» **WHAT THIS TASK INVOLVES**
Leaving out the pictures, please retype each record exactly.

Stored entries
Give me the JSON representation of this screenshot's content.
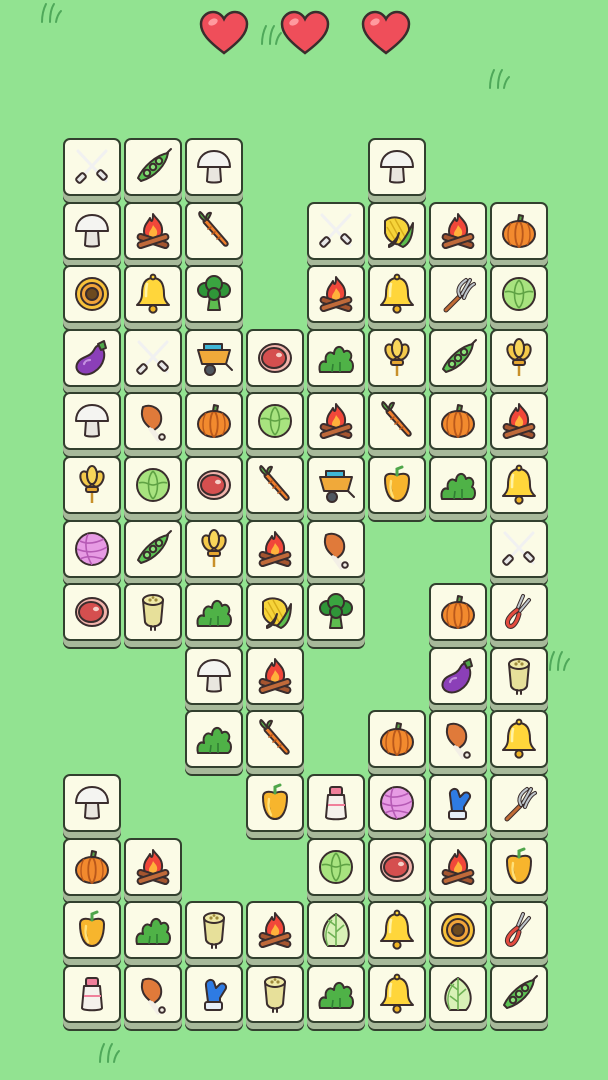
{
  "game": {
    "lives": 3,
    "lives_label": "3"
  },
  "colors": {
    "background": "#92e391",
    "tile_face": "#fbfbe6",
    "tile_border": "#32402e",
    "heart": "#ef4e5a"
  },
  "tiles": [
    {
      "icon": "fork-knife-icon",
      "col": 0,
      "row": 0
    },
    {
      "icon": "pea-pod-icon",
      "col": 1,
      "row": 0
    },
    {
      "icon": "mushroom-icon",
      "col": 2,
      "row": 0
    },
    {
      "icon": "mushroom-icon",
      "col": 5,
      "row": 0
    },
    {
      "icon": "mushroom-icon",
      "col": 0,
      "row": 1
    },
    {
      "icon": "campfire-icon",
      "col": 1,
      "row": 1
    },
    {
      "icon": "carrot-icon",
      "col": 2,
      "row": 1
    },
    {
      "icon": "fork-knife-icon",
      "col": 4,
      "row": 1
    },
    {
      "icon": "corn-icon",
      "col": 5,
      "row": 1
    },
    {
      "icon": "campfire-icon",
      "col": 6,
      "row": 1
    },
    {
      "icon": "pumpkin-icon",
      "col": 7,
      "row": 1
    },
    {
      "icon": "pumpkin-slice-icon",
      "col": 0,
      "row": 2
    },
    {
      "icon": "bell-icon",
      "col": 1,
      "row": 2
    },
    {
      "icon": "broccoli-icon",
      "col": 2,
      "row": 2
    },
    {
      "icon": "campfire-icon",
      "col": 4,
      "row": 2
    },
    {
      "icon": "bell-icon",
      "col": 5,
      "row": 2
    },
    {
      "icon": "pitchfork-icon",
      "col": 6,
      "row": 2
    },
    {
      "icon": "cabbage-icon",
      "col": 7,
      "row": 2
    },
    {
      "icon": "eggplant-icon",
      "col": 0,
      "row": 3
    },
    {
      "icon": "fork-knife-icon",
      "col": 1,
      "row": 3
    },
    {
      "icon": "wheelbarrow-icon",
      "col": 2,
      "row": 3
    },
    {
      "icon": "meat-icon",
      "col": 3,
      "row": 3
    },
    {
      "icon": "bush-icon",
      "col": 4,
      "row": 3
    },
    {
      "icon": "wheat-icon",
      "col": 5,
      "row": 3
    },
    {
      "icon": "pea-pod-icon",
      "col": 6,
      "row": 3
    },
    {
      "icon": "wheat-icon",
      "col": 7,
      "row": 3
    },
    {
      "icon": "mushroom-icon",
      "col": 0,
      "row": 4
    },
    {
      "icon": "chicken-leg-icon",
      "col": 1,
      "row": 4
    },
    {
      "icon": "pumpkin-icon",
      "col": 2,
      "row": 4
    },
    {
      "icon": "cabbage-icon",
      "col": 3,
      "row": 4
    },
    {
      "icon": "campfire-icon",
      "col": 4,
      "row": 4
    },
    {
      "icon": "carrot-icon",
      "col": 5,
      "row": 4
    },
    {
      "icon": "pumpkin-icon",
      "col": 6,
      "row": 4
    },
    {
      "icon": "campfire-icon",
      "col": 7,
      "row": 4
    },
    {
      "icon": "wheat-icon",
      "col": 0,
      "row": 5
    },
    {
      "icon": "cabbage-icon",
      "col": 1,
      "row": 5
    },
    {
      "icon": "meat-icon",
      "col": 2,
      "row": 5
    },
    {
      "icon": "carrot-icon",
      "col": 3,
      "row": 5
    },
    {
      "icon": "wheelbarrow-icon",
      "col": 4,
      "row": 5
    },
    {
      "icon": "bell-pepper-icon",
      "col": 5,
      "row": 5
    },
    {
      "icon": "bush-icon",
      "col": 6,
      "row": 5
    },
    {
      "icon": "bell-icon",
      "col": 7,
      "row": 5
    },
    {
      "icon": "yarn-ball-icon",
      "col": 0,
      "row": 6
    },
    {
      "icon": "pea-pod-icon",
      "col": 1,
      "row": 6
    },
    {
      "icon": "wheat-icon",
      "col": 2,
      "row": 6
    },
    {
      "icon": "campfire-icon",
      "col": 3,
      "row": 6
    },
    {
      "icon": "chicken-leg-icon",
      "col": 4,
      "row": 6
    },
    {
      "icon": "fork-knife-icon",
      "col": 7,
      "row": 6
    },
    {
      "icon": "meat-icon",
      "col": 0,
      "row": 7
    },
    {
      "icon": "lotus-root-icon",
      "col": 1,
      "row": 7
    },
    {
      "icon": "bush-icon",
      "col": 2,
      "row": 7
    },
    {
      "icon": "corn-icon",
      "col": 3,
      "row": 7
    },
    {
      "icon": "broccoli-icon",
      "col": 4,
      "row": 7
    },
    {
      "icon": "pumpkin-icon",
      "col": 6,
      "row": 7
    },
    {
      "icon": "pruning-shears-icon",
      "col": 7,
      "row": 7
    },
    {
      "icon": "mushroom-icon",
      "col": 2,
      "row": 8
    },
    {
      "icon": "campfire-icon",
      "col": 3,
      "row": 8
    },
    {
      "icon": "eggplant-icon",
      "col": 6,
      "row": 8
    },
    {
      "icon": "lotus-root-icon",
      "col": 7,
      "row": 8
    },
    {
      "icon": "bush-icon",
      "col": 2,
      "row": 9
    },
    {
      "icon": "carrot-icon",
      "col": 3,
      "row": 9
    },
    {
      "icon": "pumpkin-icon",
      "col": 5,
      "row": 9
    },
    {
      "icon": "chicken-leg-icon",
      "col": 6,
      "row": 9
    },
    {
      "icon": "bell-icon",
      "col": 7,
      "row": 9
    },
    {
      "icon": "mushroom-icon",
      "col": 0,
      "row": 10
    },
    {
      "icon": "bell-pepper-icon",
      "col": 3,
      "row": 10
    },
    {
      "icon": "milk-bottle-icon",
      "col": 4,
      "row": 10
    },
    {
      "icon": "yarn-ball-icon",
      "col": 5,
      "row": 10
    },
    {
      "icon": "mitten-icon",
      "col": 6,
      "row": 10
    },
    {
      "icon": "pitchfork-icon",
      "col": 7,
      "row": 10
    },
    {
      "icon": "pumpkin-icon",
      "col": 0,
      "row": 11
    },
    {
      "icon": "campfire-icon",
      "col": 1,
      "row": 11
    },
    {
      "icon": "cabbage-icon",
      "col": 4,
      "row": 11
    },
    {
      "icon": "meat-icon",
      "col": 5,
      "row": 11
    },
    {
      "icon": "campfire-icon",
      "col": 6,
      "row": 11
    },
    {
      "icon": "bell-pepper-icon",
      "col": 7,
      "row": 11
    },
    {
      "icon": "bell-pepper-icon",
      "col": 0,
      "row": 12
    },
    {
      "icon": "bush-icon",
      "col": 1,
      "row": 12
    },
    {
      "icon": "lotus-root-icon",
      "col": 2,
      "row": 12
    },
    {
      "icon": "campfire-icon",
      "col": 3,
      "row": 12
    },
    {
      "icon": "napa-cabbage-icon",
      "col": 4,
      "row": 12
    },
    {
      "icon": "bell-icon",
      "col": 5,
      "row": 12
    },
    {
      "icon": "pumpkin-slice-icon",
      "col": 6,
      "row": 12
    },
    {
      "icon": "pruning-shears-icon",
      "col": 7,
      "row": 12
    },
    {
      "icon": "milk-bottle-icon",
      "col": 0,
      "row": 13
    },
    {
      "icon": "chicken-leg-icon",
      "col": 1,
      "row": 13
    },
    {
      "icon": "mitten-icon",
      "col": 2,
      "row": 13
    },
    {
      "icon": "lotus-root-icon",
      "col": 3,
      "row": 13
    },
    {
      "icon": "bush-icon",
      "col": 4,
      "row": 13
    },
    {
      "icon": "bell-icon",
      "col": 5,
      "row": 13
    },
    {
      "icon": "napa-cabbage-icon",
      "col": 6,
      "row": 13
    },
    {
      "icon": "pea-pod-icon",
      "col": 7,
      "row": 13
    }
  ]
}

» **RESULT FOR THIS EXERCISE**
Give me the JSON representation of this screenshot's content.
{
  "game": {
    "lives": 3,
    "lives_label": "3"
  },
  "colors": {
    "background": "#92e391",
    "tile_face": "#fbfbe6",
    "tile_border": "#32402e",
    "heart": "#ef4e5a"
  },
  "tiles": [
    {
      "icon": "fork-knife-icon",
      "col": 0,
      "row": 0
    },
    {
      "icon": "pea-pod-icon",
      "col": 1,
      "row": 0
    },
    {
      "icon": "mushroom-icon",
      "col": 2,
      "row": 0
    },
    {
      "icon": "mushroom-icon",
      "col": 5,
      "row": 0
    },
    {
      "icon": "mushroom-icon",
      "col": 0,
      "row": 1
    },
    {
      "icon": "campfire-icon",
      "col": 1,
      "row": 1
    },
    {
      "icon": "carrot-icon",
      "col": 2,
      "row": 1
    },
    {
      "icon": "fork-knife-icon",
      "col": 4,
      "row": 1
    },
    {
      "icon": "corn-icon",
      "col": 5,
      "row": 1
    },
    {
      "icon": "campfire-icon",
      "col": 6,
      "row": 1
    },
    {
      "icon": "pumpkin-icon",
      "col": 7,
      "row": 1
    },
    {
      "icon": "pumpkin-slice-icon",
      "col": 0,
      "row": 2
    },
    {
      "icon": "bell-icon",
      "col": 1,
      "row": 2
    },
    {
      "icon": "broccoli-icon",
      "col": 2,
      "row": 2
    },
    {
      "icon": "campfire-icon",
      "col": 4,
      "row": 2
    },
    {
      "icon": "bell-icon",
      "col": 5,
      "row": 2
    },
    {
      "icon": "pitchfork-icon",
      "col": 6,
      "row": 2
    },
    {
      "icon": "cabbage-icon",
      "col": 7,
      "row": 2
    },
    {
      "icon": "eggplant-icon",
      "col": 0,
      "row": 3
    },
    {
      "icon": "fork-knife-icon",
      "col": 1,
      "row": 3
    },
    {
      "icon": "wheelbarrow-icon",
      "col": 2,
      "row": 3
    },
    {
      "icon": "meat-icon",
      "col": 3,
      "row": 3
    },
    {
      "icon": "bush-icon",
      "col": 4,
      "row": 3
    },
    {
      "icon": "wheat-icon",
      "col": 5,
      "row": 3
    },
    {
      "icon": "pea-pod-icon",
      "col": 6,
      "row": 3
    },
    {
      "icon": "wheat-icon",
      "col": 7,
      "row": 3
    },
    {
      "icon": "mushroom-icon",
      "col": 0,
      "row": 4
    },
    {
      "icon": "chicken-leg-icon",
      "col": 1,
      "row": 4
    },
    {
      "icon": "pumpkin-icon",
      "col": 2,
      "row": 4
    },
    {
      "icon": "cabbage-icon",
      "col": 3,
      "row": 4
    },
    {
      "icon": "campfire-icon",
      "col": 4,
      "row": 4
    },
    {
      "icon": "carrot-icon",
      "col": 5,
      "row": 4
    },
    {
      "icon": "pumpkin-icon",
      "col": 6,
      "row": 4
    },
    {
      "icon": "campfire-icon",
      "col": 7,
      "row": 4
    },
    {
      "icon": "wheat-icon",
      "col": 0,
      "row": 5
    },
    {
      "icon": "cabbage-icon",
      "col": 1,
      "row": 5
    },
    {
      "icon": "meat-icon",
      "col": 2,
      "row": 5
    },
    {
      "icon": "carrot-icon",
      "col": 3,
      "row": 5
    },
    {
      "icon": "wheelbarrow-icon",
      "col": 4,
      "row": 5
    },
    {
      "icon": "bell-pepper-icon",
      "col": 5,
      "row": 5
    },
    {
      "icon": "bush-icon",
      "col": 6,
      "row": 5
    },
    {
      "icon": "bell-icon",
      "col": 7,
      "row": 5
    },
    {
      "icon": "yarn-ball-icon",
      "col": 0,
      "row": 6
    },
    {
      "icon": "pea-pod-icon",
      "col": 1,
      "row": 6
    },
    {
      "icon": "wheat-icon",
      "col": 2,
      "row": 6
    },
    {
      "icon": "campfire-icon",
      "col": 3,
      "row": 6
    },
    {
      "icon": "chicken-leg-icon",
      "col": 4,
      "row": 6
    },
    {
      "icon": "fork-knife-icon",
      "col": 7,
      "row": 6
    },
    {
      "icon": "meat-icon",
      "col": 0,
      "row": 7
    },
    {
      "icon": "lotus-root-icon",
      "col": 1,
      "row": 7
    },
    {
      "icon": "bush-icon",
      "col": 2,
      "row": 7
    },
    {
      "icon": "corn-icon",
      "col": 3,
      "row": 7
    },
    {
      "icon": "broccoli-icon",
      "col": 4,
      "row": 7
    },
    {
      "icon": "pumpkin-icon",
      "col": 6,
      "row": 7
    },
    {
      "icon": "pruning-shears-icon",
      "col": 7,
      "row": 7
    },
    {
      "icon": "mushroom-icon",
      "col": 2,
      "row": 8
    },
    {
      "icon": "campfire-icon",
      "col": 3,
      "row": 8
    },
    {
      "icon": "eggplant-icon",
      "col": 6,
      "row": 8
    },
    {
      "icon": "lotus-root-icon",
      "col": 7,
      "row": 8
    },
    {
      "icon": "bush-icon",
      "col": 2,
      "row": 9
    },
    {
      "icon": "carrot-icon",
      "col": 3,
      "row": 9
    },
    {
      "icon": "pumpkin-icon",
      "col": 5,
      "row": 9
    },
    {
      "icon": "chicken-leg-icon",
      "col": 6,
      "row": 9
    },
    {
      "icon": "bell-icon",
      "col": 7,
      "row": 9
    },
    {
      "icon": "mushroom-icon",
      "col": 0,
      "row": 10
    },
    {
      "icon": "bell-pepper-icon",
      "col": 3,
      "row": 10
    },
    {
      "icon": "milk-bottle-icon",
      "col": 4,
      "row": 10
    },
    {
      "icon": "yarn-ball-icon",
      "col": 5,
      "row": 10
    },
    {
      "icon": "mitten-icon",
      "col": 6,
      "row": 10
    },
    {
      "icon": "pitchfork-icon",
      "col": 7,
      "row": 10
    },
    {
      "icon": "pumpkin-icon",
      "col": 0,
      "row": 11
    },
    {
      "icon": "campfire-icon",
      "col": 1,
      "row": 11
    },
    {
      "icon": "cabbage-icon",
      "col": 4,
      "row": 11
    },
    {
      "icon": "meat-icon",
      "col": 5,
      "row": 11
    },
    {
      "icon": "campfire-icon",
      "col": 6,
      "row": 11
    },
    {
      "icon": "bell-pepper-icon",
      "col": 7,
      "row": 11
    },
    {
      "icon": "bell-pepper-icon",
      "col": 0,
      "row": 12
    },
    {
      "icon": "bush-icon",
      "col": 1,
      "row": 12
    },
    {
      "icon": "lotus-root-icon",
      "col": 2,
      "row": 12
    },
    {
      "icon": "campfire-icon",
      "col": 3,
      "row": 12
    },
    {
      "icon": "napa-cabbage-icon",
      "col": 4,
      "row": 12
    },
    {
      "icon": "bell-icon",
      "col": 5,
      "row": 12
    },
    {
      "icon": "pumpkin-slice-icon",
      "col": 6,
      "row": 12
    },
    {
      "icon": "pruning-shears-icon",
      "col": 7,
      "row": 12
    },
    {
      "icon": "milk-bottle-icon",
      "col": 0,
      "row": 13
    },
    {
      "icon": "chicken-leg-icon",
      "col": 1,
      "row": 13
    },
    {
      "icon": "mitten-icon",
      "col": 2,
      "row": 13
    },
    {
      "icon": "lotus-root-icon",
      "col": 3,
      "row": 13
    },
    {
      "icon": "bush-icon",
      "col": 4,
      "row": 13
    },
    {
      "icon": "bell-icon",
      "col": 5,
      "row": 13
    },
    {
      "icon": "napa-cabbage-icon",
      "col": 6,
      "row": 13
    },
    {
      "icon": "pea-pod-icon",
      "col": 7,
      "row": 13
    }
  ]
}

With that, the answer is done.